Requirement ::
Identify each line below that contains the word "title", and copy it out.

Records from a collection ::

....

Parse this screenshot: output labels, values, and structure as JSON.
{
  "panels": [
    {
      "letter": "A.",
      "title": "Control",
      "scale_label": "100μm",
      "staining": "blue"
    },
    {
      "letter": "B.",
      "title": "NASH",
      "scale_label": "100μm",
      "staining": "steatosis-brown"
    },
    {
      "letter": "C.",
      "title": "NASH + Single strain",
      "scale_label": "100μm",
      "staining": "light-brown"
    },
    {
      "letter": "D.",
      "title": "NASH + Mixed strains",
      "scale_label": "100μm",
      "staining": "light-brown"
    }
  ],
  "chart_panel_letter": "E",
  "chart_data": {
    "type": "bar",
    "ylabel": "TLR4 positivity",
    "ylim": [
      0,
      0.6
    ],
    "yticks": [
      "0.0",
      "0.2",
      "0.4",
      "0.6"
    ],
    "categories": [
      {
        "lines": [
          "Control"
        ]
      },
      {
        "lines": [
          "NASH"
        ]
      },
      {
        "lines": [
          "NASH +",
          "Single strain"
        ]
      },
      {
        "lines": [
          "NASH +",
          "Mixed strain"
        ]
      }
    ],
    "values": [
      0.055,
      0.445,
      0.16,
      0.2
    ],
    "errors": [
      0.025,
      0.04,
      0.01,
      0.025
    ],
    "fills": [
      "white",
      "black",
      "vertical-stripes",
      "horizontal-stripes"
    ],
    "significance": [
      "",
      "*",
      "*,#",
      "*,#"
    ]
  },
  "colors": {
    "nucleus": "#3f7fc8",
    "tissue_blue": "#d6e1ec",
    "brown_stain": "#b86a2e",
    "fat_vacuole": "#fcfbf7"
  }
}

....

Final result ::
      "title": "Control",
      "title": "NASH",
      "title": "NASH + Single strain",
      "title": "NASH + Mixed strains",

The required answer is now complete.